(Dataset items)
## start

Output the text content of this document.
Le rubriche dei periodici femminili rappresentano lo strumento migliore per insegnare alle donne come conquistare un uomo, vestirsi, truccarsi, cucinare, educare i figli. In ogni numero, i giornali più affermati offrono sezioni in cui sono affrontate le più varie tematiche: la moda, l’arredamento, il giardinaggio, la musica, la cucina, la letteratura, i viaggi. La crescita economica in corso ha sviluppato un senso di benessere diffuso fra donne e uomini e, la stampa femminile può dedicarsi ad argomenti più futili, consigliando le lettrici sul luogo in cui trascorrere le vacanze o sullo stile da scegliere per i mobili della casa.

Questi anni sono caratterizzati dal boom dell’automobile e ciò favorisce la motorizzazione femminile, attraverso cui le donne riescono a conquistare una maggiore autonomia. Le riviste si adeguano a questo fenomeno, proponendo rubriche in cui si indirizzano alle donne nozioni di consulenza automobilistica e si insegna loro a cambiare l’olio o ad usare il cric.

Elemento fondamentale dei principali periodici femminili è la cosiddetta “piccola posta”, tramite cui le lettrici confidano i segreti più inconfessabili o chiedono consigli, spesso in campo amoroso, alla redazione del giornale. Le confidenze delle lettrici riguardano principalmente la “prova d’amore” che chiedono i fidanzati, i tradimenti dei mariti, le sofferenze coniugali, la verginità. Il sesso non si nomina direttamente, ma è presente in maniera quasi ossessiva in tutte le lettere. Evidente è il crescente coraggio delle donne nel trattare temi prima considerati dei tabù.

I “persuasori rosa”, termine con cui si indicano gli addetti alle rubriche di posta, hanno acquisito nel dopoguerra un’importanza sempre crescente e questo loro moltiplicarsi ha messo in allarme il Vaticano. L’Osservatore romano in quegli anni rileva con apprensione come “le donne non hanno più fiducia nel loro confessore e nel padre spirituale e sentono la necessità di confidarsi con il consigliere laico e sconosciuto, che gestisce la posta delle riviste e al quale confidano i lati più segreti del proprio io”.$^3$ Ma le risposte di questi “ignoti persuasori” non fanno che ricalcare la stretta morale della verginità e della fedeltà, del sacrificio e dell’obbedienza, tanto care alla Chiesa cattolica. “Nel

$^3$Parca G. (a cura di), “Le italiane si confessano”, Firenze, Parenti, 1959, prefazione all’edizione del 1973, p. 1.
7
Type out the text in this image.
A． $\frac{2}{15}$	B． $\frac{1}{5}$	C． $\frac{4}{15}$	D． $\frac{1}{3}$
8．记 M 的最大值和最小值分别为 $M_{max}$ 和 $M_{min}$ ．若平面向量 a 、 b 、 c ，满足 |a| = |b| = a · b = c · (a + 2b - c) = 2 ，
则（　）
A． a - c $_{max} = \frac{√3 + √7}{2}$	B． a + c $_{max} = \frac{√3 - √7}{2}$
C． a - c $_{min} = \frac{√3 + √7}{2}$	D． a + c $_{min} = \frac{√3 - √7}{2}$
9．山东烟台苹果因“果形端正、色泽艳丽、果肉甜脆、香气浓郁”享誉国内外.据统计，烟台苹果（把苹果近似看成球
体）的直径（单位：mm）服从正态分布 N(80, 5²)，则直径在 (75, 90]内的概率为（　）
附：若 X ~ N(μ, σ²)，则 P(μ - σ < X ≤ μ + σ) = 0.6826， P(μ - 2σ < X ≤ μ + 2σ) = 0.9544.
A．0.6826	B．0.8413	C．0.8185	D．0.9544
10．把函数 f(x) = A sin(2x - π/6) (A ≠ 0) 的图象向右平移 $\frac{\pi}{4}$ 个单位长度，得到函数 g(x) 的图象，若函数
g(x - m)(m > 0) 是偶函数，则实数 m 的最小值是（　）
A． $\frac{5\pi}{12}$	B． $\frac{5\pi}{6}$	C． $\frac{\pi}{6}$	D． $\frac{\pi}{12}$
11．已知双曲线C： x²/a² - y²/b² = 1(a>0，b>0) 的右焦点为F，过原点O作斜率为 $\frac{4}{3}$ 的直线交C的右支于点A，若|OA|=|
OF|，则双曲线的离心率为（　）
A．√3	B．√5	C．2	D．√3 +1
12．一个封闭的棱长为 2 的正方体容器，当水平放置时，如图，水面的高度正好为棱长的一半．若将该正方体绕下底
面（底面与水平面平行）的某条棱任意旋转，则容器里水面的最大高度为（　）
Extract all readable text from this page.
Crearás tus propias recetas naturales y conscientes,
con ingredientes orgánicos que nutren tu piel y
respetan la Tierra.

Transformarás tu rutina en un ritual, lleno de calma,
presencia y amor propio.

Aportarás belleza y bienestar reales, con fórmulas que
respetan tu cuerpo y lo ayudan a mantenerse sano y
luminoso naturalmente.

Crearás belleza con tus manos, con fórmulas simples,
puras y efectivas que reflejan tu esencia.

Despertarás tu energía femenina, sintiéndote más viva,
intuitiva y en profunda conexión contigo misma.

## end

Count the lines of the material that include the word "respetan", then report only the total.

● EXERCISE RESPONSE: 2